**Task goal:** Find each line that has the string "document" and give the total, with nothing else.

======== Given data

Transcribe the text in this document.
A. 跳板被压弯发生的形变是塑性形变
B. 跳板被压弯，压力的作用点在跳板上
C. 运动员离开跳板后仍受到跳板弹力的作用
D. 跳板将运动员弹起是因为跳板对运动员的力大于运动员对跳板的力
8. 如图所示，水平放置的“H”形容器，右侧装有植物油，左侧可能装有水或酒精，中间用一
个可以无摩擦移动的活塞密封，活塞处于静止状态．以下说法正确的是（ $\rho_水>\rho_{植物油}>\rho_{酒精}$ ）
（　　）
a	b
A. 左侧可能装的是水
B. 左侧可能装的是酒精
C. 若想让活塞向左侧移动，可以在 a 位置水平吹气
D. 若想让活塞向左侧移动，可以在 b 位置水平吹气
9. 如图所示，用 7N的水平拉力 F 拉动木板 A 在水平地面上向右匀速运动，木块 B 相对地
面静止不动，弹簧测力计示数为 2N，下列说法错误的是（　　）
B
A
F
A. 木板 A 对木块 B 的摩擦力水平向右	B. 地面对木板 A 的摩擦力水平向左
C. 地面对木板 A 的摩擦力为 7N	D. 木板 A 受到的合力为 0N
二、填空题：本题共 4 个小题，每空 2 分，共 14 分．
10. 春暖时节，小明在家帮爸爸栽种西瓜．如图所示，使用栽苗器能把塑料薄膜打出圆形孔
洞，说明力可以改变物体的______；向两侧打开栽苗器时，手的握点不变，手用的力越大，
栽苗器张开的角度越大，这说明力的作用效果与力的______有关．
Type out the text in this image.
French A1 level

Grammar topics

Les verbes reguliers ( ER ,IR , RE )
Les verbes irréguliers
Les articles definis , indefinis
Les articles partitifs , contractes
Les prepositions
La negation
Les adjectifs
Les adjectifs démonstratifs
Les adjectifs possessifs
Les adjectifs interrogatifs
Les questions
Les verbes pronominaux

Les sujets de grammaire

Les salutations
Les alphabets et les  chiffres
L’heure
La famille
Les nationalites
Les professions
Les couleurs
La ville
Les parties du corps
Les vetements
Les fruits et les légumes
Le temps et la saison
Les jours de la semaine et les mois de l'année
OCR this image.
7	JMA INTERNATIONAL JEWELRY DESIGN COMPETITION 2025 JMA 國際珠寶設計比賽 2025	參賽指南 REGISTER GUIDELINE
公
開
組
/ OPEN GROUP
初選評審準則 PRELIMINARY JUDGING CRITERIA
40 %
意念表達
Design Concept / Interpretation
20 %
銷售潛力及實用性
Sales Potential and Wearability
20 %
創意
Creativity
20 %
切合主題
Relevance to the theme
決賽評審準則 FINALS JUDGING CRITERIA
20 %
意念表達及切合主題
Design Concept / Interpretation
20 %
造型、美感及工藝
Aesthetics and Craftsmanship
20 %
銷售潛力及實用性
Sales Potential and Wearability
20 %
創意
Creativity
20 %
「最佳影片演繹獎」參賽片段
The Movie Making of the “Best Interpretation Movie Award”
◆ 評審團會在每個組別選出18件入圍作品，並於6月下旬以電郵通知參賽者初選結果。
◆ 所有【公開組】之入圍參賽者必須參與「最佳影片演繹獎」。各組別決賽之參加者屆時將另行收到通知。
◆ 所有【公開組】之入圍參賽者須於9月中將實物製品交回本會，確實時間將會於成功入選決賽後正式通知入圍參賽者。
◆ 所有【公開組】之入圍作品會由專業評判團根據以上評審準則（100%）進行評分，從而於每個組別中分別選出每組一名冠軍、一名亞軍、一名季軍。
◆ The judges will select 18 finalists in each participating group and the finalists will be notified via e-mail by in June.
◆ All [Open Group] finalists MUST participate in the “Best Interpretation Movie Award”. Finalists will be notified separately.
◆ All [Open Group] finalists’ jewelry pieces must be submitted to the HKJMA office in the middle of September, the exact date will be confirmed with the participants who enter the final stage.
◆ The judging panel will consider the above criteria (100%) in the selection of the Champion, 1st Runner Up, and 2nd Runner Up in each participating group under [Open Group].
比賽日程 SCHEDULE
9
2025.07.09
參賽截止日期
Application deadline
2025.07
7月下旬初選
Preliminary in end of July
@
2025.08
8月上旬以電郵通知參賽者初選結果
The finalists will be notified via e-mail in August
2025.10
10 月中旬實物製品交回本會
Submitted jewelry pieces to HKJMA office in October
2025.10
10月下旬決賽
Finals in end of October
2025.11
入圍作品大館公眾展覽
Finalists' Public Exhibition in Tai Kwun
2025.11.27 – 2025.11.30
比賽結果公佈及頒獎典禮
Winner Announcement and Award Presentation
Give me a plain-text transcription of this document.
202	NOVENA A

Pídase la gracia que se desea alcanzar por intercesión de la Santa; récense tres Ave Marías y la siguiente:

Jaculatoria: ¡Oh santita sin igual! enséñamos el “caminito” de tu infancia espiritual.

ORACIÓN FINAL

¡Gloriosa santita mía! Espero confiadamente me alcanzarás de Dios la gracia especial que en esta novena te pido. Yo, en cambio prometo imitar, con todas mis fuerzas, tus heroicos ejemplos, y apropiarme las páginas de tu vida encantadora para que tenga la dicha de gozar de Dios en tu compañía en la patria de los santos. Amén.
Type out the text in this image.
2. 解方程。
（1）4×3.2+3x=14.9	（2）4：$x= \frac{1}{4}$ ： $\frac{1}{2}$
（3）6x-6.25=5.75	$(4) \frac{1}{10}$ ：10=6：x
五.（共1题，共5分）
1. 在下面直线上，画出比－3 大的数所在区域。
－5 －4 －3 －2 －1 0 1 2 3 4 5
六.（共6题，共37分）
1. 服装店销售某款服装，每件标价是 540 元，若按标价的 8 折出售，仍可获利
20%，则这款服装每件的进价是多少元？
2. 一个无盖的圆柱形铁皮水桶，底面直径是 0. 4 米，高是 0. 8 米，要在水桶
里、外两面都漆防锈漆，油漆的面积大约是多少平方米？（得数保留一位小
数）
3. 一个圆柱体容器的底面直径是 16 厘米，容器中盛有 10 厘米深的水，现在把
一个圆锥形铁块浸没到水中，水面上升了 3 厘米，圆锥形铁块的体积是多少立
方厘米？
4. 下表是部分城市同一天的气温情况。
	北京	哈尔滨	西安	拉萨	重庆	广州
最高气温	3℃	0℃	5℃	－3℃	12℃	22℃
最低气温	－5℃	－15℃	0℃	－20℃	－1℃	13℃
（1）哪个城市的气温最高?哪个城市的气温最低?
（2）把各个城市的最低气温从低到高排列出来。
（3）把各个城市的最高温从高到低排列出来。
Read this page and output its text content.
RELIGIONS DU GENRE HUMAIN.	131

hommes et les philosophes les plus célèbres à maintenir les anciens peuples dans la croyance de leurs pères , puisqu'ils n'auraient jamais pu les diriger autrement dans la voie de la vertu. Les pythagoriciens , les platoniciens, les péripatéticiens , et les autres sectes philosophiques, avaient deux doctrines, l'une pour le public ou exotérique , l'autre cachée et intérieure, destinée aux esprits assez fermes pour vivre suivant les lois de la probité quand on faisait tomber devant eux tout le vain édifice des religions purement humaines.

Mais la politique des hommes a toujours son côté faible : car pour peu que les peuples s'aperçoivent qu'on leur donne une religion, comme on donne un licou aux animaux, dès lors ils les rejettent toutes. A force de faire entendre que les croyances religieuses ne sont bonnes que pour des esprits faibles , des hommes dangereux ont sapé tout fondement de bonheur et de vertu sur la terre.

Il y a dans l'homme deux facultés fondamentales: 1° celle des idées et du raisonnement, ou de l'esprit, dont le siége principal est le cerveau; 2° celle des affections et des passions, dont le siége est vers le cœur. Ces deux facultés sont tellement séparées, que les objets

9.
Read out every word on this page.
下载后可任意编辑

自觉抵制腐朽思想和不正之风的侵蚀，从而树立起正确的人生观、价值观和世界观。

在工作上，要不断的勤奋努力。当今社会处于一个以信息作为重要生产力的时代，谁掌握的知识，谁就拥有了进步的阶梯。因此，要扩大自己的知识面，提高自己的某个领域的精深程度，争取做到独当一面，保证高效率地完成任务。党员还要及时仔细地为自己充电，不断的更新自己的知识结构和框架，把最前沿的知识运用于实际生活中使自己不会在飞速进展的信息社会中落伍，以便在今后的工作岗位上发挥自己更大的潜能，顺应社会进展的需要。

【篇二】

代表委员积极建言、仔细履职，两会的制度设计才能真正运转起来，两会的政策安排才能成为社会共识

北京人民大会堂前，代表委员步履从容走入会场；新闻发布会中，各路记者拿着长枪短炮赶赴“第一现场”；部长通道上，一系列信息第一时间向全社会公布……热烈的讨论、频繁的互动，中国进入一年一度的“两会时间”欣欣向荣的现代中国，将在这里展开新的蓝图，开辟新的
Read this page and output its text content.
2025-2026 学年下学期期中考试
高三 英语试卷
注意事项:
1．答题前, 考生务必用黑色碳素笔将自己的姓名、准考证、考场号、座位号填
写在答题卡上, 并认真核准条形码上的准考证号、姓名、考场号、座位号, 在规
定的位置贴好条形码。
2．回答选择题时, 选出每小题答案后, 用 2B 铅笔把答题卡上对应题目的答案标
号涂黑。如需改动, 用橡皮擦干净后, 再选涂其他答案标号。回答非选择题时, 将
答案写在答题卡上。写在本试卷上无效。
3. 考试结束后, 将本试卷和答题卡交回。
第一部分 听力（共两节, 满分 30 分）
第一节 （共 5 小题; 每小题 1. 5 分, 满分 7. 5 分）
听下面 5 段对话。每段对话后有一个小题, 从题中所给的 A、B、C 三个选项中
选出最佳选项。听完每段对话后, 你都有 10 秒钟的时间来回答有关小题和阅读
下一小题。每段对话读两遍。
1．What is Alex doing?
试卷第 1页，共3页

================

**Finished answer:** 2